··· DATA ROWS
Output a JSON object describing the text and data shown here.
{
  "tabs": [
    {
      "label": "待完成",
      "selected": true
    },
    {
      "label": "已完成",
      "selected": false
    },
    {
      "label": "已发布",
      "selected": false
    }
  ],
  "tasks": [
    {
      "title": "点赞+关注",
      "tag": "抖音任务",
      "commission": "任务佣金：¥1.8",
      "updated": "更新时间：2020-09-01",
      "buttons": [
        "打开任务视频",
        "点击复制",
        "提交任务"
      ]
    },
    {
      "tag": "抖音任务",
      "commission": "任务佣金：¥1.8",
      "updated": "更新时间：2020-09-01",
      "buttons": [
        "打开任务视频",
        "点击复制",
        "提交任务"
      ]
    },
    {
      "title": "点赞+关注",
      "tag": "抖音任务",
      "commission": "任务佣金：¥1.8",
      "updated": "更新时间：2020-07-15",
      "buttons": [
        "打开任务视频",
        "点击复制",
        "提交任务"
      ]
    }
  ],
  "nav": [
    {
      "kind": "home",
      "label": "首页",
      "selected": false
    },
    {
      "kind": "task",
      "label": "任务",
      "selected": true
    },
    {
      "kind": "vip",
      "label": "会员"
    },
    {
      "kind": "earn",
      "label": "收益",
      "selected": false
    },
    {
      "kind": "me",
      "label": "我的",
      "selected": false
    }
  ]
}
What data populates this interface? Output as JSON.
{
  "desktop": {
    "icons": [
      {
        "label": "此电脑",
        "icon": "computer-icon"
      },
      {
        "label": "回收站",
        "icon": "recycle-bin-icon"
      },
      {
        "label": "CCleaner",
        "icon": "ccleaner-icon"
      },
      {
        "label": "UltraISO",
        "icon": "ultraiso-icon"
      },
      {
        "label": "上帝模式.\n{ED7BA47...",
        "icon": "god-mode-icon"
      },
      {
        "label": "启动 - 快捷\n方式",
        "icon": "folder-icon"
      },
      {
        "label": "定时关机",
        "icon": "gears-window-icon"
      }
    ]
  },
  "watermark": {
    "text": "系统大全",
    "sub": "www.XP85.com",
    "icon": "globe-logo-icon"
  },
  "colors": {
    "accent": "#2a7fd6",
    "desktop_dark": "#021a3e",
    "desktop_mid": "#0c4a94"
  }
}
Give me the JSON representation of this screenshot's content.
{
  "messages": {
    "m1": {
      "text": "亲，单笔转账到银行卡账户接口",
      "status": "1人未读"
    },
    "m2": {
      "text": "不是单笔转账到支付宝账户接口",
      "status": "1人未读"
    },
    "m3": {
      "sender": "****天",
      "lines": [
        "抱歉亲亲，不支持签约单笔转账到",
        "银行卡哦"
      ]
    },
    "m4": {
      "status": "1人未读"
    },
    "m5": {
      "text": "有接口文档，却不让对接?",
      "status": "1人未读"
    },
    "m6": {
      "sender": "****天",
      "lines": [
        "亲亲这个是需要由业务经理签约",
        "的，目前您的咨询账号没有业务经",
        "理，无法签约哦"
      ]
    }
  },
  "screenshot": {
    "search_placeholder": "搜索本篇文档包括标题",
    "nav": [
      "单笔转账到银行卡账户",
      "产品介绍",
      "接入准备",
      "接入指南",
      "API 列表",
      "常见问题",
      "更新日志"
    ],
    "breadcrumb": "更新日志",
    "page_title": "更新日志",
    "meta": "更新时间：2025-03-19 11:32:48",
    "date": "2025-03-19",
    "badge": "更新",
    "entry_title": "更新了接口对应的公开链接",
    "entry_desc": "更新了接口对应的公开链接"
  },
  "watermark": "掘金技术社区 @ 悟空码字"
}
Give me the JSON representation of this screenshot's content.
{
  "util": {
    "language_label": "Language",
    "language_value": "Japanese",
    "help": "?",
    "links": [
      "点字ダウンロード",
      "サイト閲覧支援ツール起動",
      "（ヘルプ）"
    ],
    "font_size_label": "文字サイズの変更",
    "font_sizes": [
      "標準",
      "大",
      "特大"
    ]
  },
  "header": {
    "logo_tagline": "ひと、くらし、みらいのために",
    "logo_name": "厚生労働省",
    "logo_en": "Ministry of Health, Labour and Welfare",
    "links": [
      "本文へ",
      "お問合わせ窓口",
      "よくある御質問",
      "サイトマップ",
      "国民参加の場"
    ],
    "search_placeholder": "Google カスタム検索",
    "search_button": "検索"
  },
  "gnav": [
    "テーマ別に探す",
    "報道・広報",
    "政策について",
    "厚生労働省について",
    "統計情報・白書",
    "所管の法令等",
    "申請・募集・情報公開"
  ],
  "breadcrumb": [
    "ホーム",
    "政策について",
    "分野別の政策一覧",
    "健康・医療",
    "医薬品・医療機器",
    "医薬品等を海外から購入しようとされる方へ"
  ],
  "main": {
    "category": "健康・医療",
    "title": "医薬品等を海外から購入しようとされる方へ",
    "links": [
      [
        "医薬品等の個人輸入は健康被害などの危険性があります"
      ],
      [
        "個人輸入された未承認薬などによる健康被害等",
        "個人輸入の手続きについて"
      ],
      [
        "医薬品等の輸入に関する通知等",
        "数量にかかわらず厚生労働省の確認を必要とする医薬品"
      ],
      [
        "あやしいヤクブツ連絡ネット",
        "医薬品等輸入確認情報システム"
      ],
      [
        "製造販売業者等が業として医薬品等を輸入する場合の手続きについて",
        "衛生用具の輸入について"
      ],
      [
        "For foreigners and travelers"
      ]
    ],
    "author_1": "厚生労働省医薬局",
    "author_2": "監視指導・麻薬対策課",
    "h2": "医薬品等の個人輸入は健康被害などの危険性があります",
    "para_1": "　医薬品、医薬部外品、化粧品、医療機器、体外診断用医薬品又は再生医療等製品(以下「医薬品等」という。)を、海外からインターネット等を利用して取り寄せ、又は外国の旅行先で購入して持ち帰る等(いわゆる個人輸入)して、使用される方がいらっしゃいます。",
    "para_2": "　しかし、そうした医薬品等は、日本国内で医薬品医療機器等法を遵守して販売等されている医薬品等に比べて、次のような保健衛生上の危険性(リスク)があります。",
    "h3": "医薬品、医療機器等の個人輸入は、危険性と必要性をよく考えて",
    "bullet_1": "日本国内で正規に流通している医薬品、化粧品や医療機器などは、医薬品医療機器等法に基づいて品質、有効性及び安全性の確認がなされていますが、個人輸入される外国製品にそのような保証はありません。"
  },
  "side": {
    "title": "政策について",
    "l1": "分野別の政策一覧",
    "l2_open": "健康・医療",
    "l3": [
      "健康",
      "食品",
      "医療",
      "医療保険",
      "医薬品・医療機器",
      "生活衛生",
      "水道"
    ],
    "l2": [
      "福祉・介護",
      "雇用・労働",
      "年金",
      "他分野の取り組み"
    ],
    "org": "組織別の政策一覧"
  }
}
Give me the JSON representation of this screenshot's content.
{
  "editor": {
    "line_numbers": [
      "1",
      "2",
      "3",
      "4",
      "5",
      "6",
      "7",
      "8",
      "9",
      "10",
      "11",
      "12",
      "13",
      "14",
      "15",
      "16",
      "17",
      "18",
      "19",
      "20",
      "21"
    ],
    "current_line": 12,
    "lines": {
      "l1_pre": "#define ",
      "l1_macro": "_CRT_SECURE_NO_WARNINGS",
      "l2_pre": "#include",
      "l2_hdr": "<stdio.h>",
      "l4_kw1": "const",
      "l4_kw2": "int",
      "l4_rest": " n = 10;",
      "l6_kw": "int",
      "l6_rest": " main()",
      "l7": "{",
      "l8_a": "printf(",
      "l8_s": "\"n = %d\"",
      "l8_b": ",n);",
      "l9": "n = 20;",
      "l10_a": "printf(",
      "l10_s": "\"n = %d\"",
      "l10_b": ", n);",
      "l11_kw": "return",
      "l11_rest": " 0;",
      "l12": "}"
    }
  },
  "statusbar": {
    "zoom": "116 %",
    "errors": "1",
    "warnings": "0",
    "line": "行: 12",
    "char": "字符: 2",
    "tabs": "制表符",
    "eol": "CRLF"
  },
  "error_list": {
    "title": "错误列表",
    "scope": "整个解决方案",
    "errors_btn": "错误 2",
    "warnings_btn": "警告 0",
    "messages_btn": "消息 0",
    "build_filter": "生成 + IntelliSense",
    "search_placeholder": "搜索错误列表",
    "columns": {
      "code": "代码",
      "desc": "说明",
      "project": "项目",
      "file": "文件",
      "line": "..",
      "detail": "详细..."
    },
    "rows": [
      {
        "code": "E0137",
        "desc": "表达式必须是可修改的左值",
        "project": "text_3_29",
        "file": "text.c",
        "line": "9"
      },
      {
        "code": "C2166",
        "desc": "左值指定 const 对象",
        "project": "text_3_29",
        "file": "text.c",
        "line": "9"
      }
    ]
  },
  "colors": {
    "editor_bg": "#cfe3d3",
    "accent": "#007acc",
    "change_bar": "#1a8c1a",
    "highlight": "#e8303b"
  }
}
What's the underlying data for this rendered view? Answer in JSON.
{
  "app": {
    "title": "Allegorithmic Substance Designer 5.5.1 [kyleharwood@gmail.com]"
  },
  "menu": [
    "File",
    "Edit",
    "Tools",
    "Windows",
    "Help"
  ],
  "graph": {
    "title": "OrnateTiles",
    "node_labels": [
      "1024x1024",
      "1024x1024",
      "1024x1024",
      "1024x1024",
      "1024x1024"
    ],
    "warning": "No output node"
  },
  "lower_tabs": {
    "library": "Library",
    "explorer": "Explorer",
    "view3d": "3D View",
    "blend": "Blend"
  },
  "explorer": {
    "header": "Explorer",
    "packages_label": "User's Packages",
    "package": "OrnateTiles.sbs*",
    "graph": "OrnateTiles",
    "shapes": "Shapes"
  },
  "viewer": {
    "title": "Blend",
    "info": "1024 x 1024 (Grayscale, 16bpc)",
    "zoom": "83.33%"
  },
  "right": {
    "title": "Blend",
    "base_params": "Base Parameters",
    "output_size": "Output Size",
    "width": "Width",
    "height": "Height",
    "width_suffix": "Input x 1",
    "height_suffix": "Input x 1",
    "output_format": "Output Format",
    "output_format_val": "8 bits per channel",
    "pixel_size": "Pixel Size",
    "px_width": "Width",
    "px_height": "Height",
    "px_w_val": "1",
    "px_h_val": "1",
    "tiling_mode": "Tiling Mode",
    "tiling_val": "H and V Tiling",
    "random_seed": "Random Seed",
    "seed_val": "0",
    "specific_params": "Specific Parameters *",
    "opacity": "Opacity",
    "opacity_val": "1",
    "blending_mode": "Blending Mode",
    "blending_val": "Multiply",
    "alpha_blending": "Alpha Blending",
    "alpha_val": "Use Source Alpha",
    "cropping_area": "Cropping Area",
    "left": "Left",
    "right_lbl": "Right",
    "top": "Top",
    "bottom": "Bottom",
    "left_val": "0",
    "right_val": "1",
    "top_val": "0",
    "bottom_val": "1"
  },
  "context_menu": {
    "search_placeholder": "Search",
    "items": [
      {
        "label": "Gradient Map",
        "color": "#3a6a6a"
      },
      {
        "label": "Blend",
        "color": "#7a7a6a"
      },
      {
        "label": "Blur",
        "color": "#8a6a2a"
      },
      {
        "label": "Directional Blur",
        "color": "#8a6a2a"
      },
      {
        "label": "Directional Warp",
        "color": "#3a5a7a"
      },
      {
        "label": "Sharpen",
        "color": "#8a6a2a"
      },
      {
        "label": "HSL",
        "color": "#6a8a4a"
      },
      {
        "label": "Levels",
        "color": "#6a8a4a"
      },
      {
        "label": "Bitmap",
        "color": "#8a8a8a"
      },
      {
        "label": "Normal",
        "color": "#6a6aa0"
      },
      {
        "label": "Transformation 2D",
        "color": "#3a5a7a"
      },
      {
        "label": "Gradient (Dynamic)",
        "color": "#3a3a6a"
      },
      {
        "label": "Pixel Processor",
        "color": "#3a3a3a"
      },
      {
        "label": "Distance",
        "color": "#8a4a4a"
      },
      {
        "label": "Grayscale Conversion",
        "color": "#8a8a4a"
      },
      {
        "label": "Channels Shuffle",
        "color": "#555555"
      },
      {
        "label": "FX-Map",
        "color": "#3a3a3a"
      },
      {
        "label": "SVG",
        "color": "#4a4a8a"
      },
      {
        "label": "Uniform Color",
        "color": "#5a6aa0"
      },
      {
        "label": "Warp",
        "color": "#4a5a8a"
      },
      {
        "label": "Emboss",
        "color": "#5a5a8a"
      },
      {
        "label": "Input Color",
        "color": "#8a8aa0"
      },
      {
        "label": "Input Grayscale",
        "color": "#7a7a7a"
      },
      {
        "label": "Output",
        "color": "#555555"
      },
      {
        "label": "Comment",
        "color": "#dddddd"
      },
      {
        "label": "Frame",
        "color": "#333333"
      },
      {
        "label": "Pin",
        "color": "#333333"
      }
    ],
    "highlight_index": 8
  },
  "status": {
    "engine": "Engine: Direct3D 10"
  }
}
······
◆ WORK TO DO
Return every line in the listing that contains the word "OrnateTiles".

◆ EXERCISE SOLUTION
    "title": "OrnateTiles",
    "package": "OrnateTiles.sbs*",
    "graph": "OrnateTiles",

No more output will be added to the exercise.